REQUIREMENT – Each entry that follows is to be retyped exactly. Pictures do not belong in the copy.

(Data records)
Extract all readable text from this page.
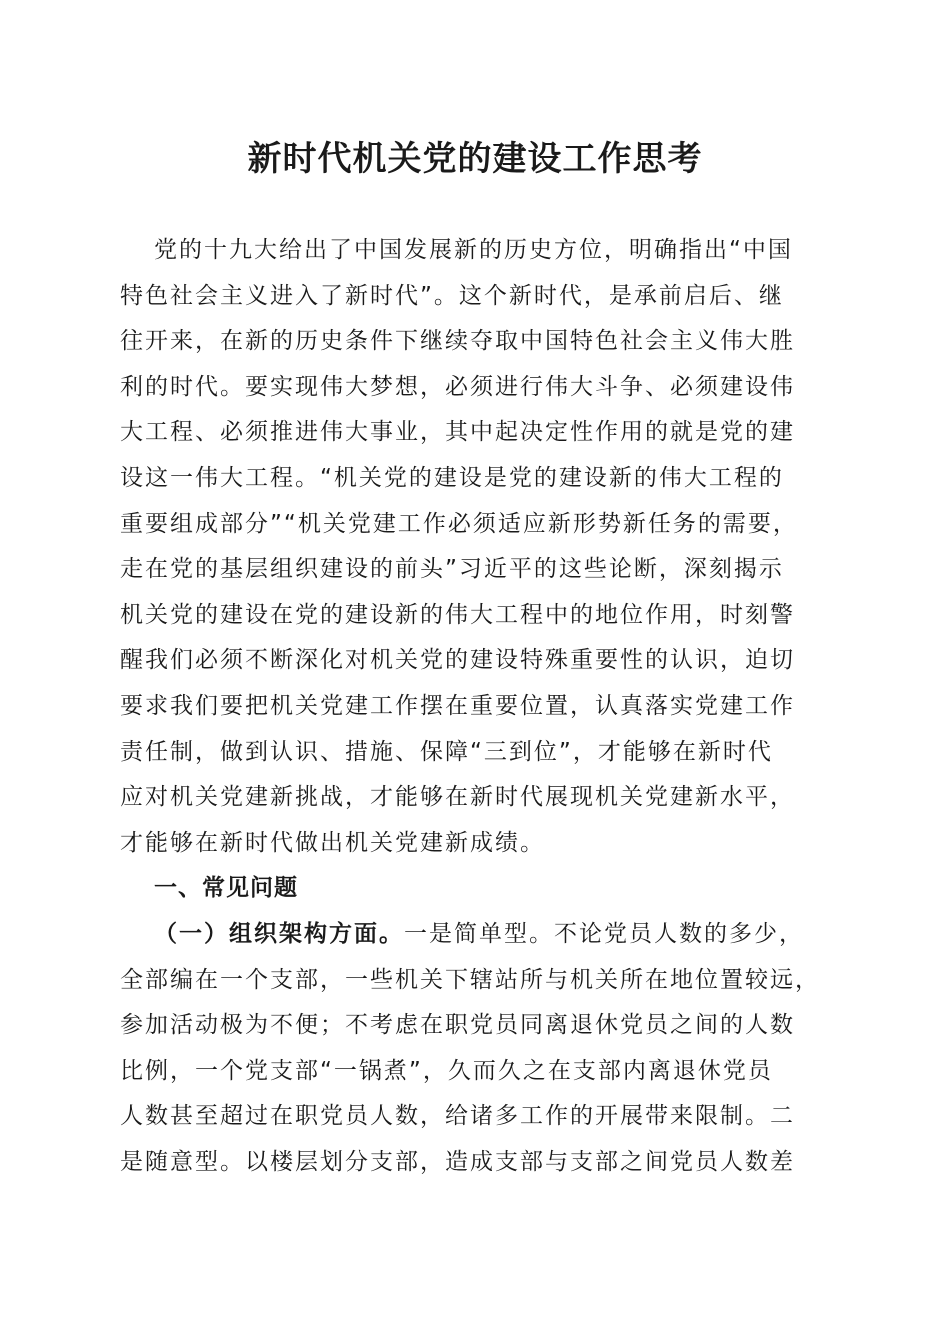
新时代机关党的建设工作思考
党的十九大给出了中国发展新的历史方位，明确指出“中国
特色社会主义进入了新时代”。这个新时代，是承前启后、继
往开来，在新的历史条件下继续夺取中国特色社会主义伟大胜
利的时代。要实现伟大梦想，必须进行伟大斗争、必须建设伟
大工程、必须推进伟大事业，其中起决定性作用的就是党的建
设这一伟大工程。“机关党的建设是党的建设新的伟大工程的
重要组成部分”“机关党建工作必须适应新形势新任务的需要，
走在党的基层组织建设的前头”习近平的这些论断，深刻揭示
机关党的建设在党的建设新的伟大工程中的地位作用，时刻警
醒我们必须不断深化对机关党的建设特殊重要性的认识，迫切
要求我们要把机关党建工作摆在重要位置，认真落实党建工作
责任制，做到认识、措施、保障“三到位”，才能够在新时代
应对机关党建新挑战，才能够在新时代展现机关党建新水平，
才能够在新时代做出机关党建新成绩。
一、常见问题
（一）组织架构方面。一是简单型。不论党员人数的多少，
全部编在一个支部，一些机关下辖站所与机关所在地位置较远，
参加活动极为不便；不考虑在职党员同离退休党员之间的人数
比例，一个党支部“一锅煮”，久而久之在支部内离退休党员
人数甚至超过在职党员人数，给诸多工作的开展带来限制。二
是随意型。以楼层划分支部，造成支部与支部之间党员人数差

RESPONSE TO THE EXERCISE –
Extract all readable text from this page.
新时代机关党的建设工作思考
党的十九大给出了中国发展新的历史方位，明确指出“中国
特色社会主义进入了新时代”。这个新时代，是承前启后、继
往开来，在新的历史条件下继续夺取中国特色社会主义伟大胜
利的时代。要实现伟大梦想，必须进行伟大斗争、必须建设伟
大工程、必须推进伟大事业，其中起决定性作用的就是党的建
设这一伟大工程。“机关党的建设是党的建设新的伟大工程的
重要组成部分”“机关党建工作必须适应新形势新任务的需要，
走在党的基层组织建设的前头”习近平的这些论断，深刻揭示
机关党的建设在党的建设新的伟大工程中的地位作用，时刻警
醒我们必须不断深化对机关党的建设特殊重要性的认识，迫切
要求我们要把机关党建工作摆在重要位置，认真落实党建工作
责任制，做到认识、措施、保障“三到位”，才能够在新时代
应对机关党建新挑战，才能够在新时代展现机关党建新水平，
才能够在新时代做出机关党建新成绩。
一、常见问题
（一）组织架构方面。一是简单型。不论党员人数的多少，
全部编在一个支部，一些机关下辖站所与机关所在地位置较远，
参加活动极为不便；不考虑在职党员同离退休党员之间的人数
比例，一个党支部“一锅煮”，久而久之在支部内离退休党员
人数甚至超过在职党员人数，给诸多工作的开展带来限制。二
是随意型。以楼层划分支部，造成支部与支部之间党员人数差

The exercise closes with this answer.